# Data entries start

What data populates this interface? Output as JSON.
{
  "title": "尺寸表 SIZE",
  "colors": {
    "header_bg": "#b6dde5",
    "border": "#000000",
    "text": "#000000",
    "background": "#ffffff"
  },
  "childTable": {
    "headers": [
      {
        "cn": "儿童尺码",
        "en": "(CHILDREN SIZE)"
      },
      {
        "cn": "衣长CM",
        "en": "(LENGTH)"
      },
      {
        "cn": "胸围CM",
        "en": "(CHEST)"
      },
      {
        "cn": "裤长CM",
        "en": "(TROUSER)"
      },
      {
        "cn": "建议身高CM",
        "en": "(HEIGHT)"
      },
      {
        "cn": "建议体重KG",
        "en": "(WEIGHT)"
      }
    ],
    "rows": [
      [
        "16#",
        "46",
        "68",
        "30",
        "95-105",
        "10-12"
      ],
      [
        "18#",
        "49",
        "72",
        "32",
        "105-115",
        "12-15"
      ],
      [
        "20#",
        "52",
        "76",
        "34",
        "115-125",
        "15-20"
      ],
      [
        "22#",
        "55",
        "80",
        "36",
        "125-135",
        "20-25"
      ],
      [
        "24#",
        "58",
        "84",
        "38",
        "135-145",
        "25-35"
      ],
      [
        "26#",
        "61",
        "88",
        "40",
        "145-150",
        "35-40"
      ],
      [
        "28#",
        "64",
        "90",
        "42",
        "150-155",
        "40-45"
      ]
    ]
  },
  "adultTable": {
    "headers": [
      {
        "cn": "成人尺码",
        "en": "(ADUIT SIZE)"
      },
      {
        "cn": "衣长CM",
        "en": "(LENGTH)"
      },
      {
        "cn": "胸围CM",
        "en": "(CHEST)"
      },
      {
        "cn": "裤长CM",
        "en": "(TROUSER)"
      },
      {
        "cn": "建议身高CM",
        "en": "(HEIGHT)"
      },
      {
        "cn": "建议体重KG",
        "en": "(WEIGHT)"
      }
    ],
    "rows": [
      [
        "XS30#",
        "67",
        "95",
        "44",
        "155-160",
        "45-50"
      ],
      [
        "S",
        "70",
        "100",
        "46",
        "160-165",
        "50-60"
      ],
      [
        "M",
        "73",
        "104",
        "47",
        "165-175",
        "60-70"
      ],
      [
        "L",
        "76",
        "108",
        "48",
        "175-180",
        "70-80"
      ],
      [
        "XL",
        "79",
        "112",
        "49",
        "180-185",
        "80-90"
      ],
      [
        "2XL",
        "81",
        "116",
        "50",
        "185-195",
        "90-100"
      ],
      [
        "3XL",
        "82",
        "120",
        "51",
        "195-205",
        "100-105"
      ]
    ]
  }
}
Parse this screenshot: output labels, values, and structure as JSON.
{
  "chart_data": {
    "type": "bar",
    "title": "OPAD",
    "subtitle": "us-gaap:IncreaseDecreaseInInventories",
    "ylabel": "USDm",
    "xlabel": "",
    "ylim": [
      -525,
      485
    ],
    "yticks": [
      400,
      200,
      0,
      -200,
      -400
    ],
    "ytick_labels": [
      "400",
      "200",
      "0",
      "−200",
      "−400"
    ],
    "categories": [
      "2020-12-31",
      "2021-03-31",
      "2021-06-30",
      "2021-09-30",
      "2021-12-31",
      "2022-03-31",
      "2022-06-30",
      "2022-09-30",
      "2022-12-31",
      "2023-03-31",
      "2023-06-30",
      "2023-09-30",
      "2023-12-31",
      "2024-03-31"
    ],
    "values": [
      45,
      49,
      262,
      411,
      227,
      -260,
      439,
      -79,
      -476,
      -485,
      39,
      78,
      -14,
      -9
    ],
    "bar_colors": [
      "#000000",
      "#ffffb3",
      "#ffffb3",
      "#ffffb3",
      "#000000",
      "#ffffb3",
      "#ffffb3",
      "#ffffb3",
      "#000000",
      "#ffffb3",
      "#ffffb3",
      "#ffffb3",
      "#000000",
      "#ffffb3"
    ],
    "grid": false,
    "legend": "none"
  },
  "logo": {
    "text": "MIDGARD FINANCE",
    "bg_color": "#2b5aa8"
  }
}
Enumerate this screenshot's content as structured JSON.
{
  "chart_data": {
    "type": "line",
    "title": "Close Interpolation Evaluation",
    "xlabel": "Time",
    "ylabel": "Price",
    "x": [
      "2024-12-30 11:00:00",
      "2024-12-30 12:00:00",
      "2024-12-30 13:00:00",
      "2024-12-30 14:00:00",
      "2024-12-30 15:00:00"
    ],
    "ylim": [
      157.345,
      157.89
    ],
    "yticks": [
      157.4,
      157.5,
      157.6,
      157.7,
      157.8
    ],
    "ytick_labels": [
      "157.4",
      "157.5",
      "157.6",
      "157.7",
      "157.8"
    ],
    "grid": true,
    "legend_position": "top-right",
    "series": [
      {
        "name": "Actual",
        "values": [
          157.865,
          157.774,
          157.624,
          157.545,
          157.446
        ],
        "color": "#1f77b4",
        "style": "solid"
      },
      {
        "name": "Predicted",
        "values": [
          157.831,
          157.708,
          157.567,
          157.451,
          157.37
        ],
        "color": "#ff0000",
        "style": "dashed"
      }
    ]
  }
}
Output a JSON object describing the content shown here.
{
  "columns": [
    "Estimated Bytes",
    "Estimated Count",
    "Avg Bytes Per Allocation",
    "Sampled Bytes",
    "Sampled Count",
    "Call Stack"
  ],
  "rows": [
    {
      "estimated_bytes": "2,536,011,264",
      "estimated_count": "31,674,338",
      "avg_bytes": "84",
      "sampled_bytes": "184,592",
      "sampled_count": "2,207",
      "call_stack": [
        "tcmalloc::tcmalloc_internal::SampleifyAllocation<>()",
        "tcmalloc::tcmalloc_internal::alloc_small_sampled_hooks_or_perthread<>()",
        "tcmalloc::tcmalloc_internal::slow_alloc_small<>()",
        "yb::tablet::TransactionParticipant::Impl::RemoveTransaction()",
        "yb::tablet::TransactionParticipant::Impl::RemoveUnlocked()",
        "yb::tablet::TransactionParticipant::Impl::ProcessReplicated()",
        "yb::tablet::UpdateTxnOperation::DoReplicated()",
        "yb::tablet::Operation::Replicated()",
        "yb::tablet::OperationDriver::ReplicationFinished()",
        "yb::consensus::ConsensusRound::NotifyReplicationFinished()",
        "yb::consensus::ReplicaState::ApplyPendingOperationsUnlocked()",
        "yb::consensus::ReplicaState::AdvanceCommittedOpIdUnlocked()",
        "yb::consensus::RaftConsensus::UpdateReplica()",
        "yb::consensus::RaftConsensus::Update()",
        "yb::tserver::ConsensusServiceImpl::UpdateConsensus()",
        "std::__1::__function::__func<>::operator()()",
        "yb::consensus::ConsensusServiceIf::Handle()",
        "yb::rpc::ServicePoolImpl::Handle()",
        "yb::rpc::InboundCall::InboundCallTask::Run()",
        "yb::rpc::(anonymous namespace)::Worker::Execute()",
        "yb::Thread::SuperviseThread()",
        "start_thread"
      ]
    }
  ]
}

# Data entries end

Work to complete: Return all of the entries exactly as written.

Exercise output:
What data populates this interface? Output as JSON.
{
  "title": "尺寸表 SIZE",
  "colors": {
    "header_bg": "#b6dde5",
    "border": "#000000",
    "text": "#000000",
    "background": "#ffffff"
  },
  "childTable": {
    "headers": [
      {
        "cn": "儿童尺码",
        "en": "(CHILDREN SIZE)"
      },
      {
        "cn": "衣长CM",
        "en": "(LENGTH)"
      },
      {
        "cn": "胸围CM",
        "en": "(CHEST)"
      },
      {
        "cn": "裤长CM",
        "en": "(TROUSER)"
      },
      {
        "cn": "建议身高CM",
        "en": "(HEIGHT)"
      },
      {
        "cn": "建议体重KG",
        "en": "(WEIGHT)"
      }
    ],
    "rows": [
      [
        "16#",
        "46",
        "68",
        "30",
        "95-105",
        "10-12"
      ],
      [
        "18#",
        "49",
        "72",
        "32",
        "105-115",
        "12-15"
      ],
      [
        "20#",
        "52",
        "76",
        "34",
        "115-125",
        "15-20"
      ],
      [
        "22#",
        "55",
        "80",
        "36",
        "125-135",
        "20-25"
      ],
      [
        "24#",
        "58",
        "84",
        "38",
        "135-145",
        "25-35"
      ],
      [
        "26#",
        "61",
        "88",
        "40",
        "145-150",
        "35-40"
      ],
      [
        "28#",
        "64",
        "90",
        "42",
        "150-155",
        "40-45"
      ]
    ]
  },
  "adultTable": {
    "headers": [
      {
        "cn": "成人尺码",
        "en": "(ADUIT SIZE)"
      },
      {
        "cn": "衣长CM",
        "en": "(LENGTH)"
      },
      {
        "cn": "胸围CM",
        "en": "(CHEST)"
      },
      {
        "cn": "裤长CM",
        "en": "(TROUSER)"
      },
      {
        "cn": "建议身高CM",
        "en": "(HEIGHT)"
      },
      {
        "cn": "建议体重KG",
        "en": "(WEIGHT)"
      }
    ],
    "rows": [
      [
        "XS30#",
        "67",
        "95",
        "44",
        "155-160",
        "45-50"
      ],
      [
        "S",
        "70",
        "100",
        "46",
        "160-165",
        "50-60"
      ],
      [
        "M",
        "73",
        "104",
        "47",
        "165-175",
        "60-70"
      ],
      [
        "L",
        "76",
        "108",
        "48",
        "175-180",
        "70-80"
      ],
      [
        "XL",
        "79",
        "112",
        "49",
        "180-185",
        "80-90"
      ],
      [
        "2XL",
        "81",
        "116",
        "50",
        "185-195",
        "90-100"
      ],
      [
        "3XL",
        "82",
        "120",
        "51",
        "195-205",
        "100-105"
      ]
    ]
  }
}
Parse this screenshot: output labels, values, and structure as JSON.
{
  "chart_data": {
    "type": "bar",
    "title": "OPAD",
    "subtitle": "us-gaap:IncreaseDecreaseInInventories",
    "ylabel": "USDm",
    "xlabel": "",
    "ylim": [
      -525,
      485
    ],
    "yticks": [
      400,
      200,
      0,
      -200,
      -400
    ],
    "ytick_labels": [
      "400",
      "200",
      "0",
      "−200",
      "−400"
    ],
    "categories": [
      "2020-12-31",
      "2021-03-31",
      "2021-06-30",
      "2021-09-30",
      "2021-12-31",
      "2022-03-31",
      "2022-06-30",
      "2022-09-30",
      "2022-12-31",
      "2023-03-31",
      "2023-06-30",
      "2023-09-30",
      "2023-12-31",
      "2024-03-31"
    ],
    "values": [
      45,
      49,
      262,
      411,
      227,
      -260,
      439,
      -79,
      -476,
      -485,
      39,
      78,
      -14,
      -9
    ],
    "bar_colors": [
      "#000000",
      "#ffffb3",
      "#ffffb3",
      "#ffffb3",
      "#000000",
      "#ffffb3",
      "#ffffb3",
      "#ffffb3",
      "#000000",
      "#ffffb3",
      "#ffffb3",
      "#ffffb3",
      "#000000",
      "#ffffb3"
    ],
    "grid": false,
    "legend": "none"
  },
  "logo": {
    "text": "MIDGARD FINANCE",
    "bg_color": "#2b5aa8"
  }
}
Enumerate this screenshot's content as structured JSON.
{
  "chart_data": {
    "type": "line",
    "title": "Close Interpolation Evaluation",
    "xlabel": "Time",
    "ylabel": "Price",
    "x": [
      "2024-12-30 11:00:00",
      "2024-12-30 12:00:00",
      "2024-12-30 13:00:00",
      "2024-12-30 14:00:00",
      "2024-12-30 15:00:00"
    ],
    "ylim": [
      157.345,
      157.89
    ],
    "yticks": [
      157.4,
      157.5,
      157.6,
      157.7,
      157.8
    ],
    "ytick_labels": [
      "157.4",
      "157.5",
      "157.6",
      "157.7",
      "157.8"
    ],
    "grid": true,
    "legend_position": "top-right",
    "series": [
      {
        "name": "Actual",
        "values": [
          157.865,
          157.774,
          157.624,
          157.545,
          157.446
        ],
        "color": "#1f77b4",
        "style": "solid"
      },
      {
        "name": "Predicted",
        "values": [
          157.831,
          157.708,
          157.567,
          157.451,
          157.37
        ],
        "color": "#ff0000",
        "style": "dashed"
      }
    ]
  }
}
Output a JSON object describing the content shown here.
{
  "columns": [
    "Estimated Bytes",
    "Estimated Count",
    "Avg Bytes Per Allocation",
    "Sampled Bytes",
    "Sampled Count",
    "Call Stack"
  ],
  "rows": [
    {
      "estimated_bytes": "2,536,011,264",
      "estimated_count": "31,674,338",
      "avg_bytes": "84",
      "sampled_bytes": "184,592",
      "sampled_count": "2,207",
      "call_stack": [
        "tcmalloc::tcmalloc_internal::SampleifyAllocation<>()",
        "tcmalloc::tcmalloc_internal::alloc_small_sampled_hooks_or_perthread<>()",
        "tcmalloc::tcmalloc_internal::slow_alloc_small<>()",
        "yb::tablet::TransactionParticipant::Impl::RemoveTransaction()",
        "yb::tablet::TransactionParticipant::Impl::RemoveUnlocked()",
        "yb::tablet::TransactionParticipant::Impl::ProcessReplicated()",
        "yb::tablet::UpdateTxnOperation::DoReplicated()",
        "yb::tablet::Operation::Replicated()",
        "yb::tablet::OperationDriver::ReplicationFinished()",
        "yb::consensus::ConsensusRound::NotifyReplicationFinished()",
        "yb::consensus::ReplicaState::ApplyPendingOperationsUnlocked()",
        "yb::consensus::ReplicaState::AdvanceCommittedOpIdUnlocked()",
        "yb::consensus::RaftConsensus::UpdateReplica()",
        "yb::consensus::RaftConsensus::Update()",
        "yb::tserver::ConsensusServiceImpl::UpdateConsensus()",
        "std::__1::__function::__func<>::operator()()",
        "yb::consensus::ConsensusServiceIf::Handle()",
        "yb::rpc::ServicePoolImpl::Handle()",
        "yb::rpc::InboundCall::InboundCallTask::Run()",
        "yb::rpc::(anonymous namespace)::Worker::Execute()",
        "yb::Thread::SuperviseThread()",
        "start_thread"
      ]
    }
  ]
}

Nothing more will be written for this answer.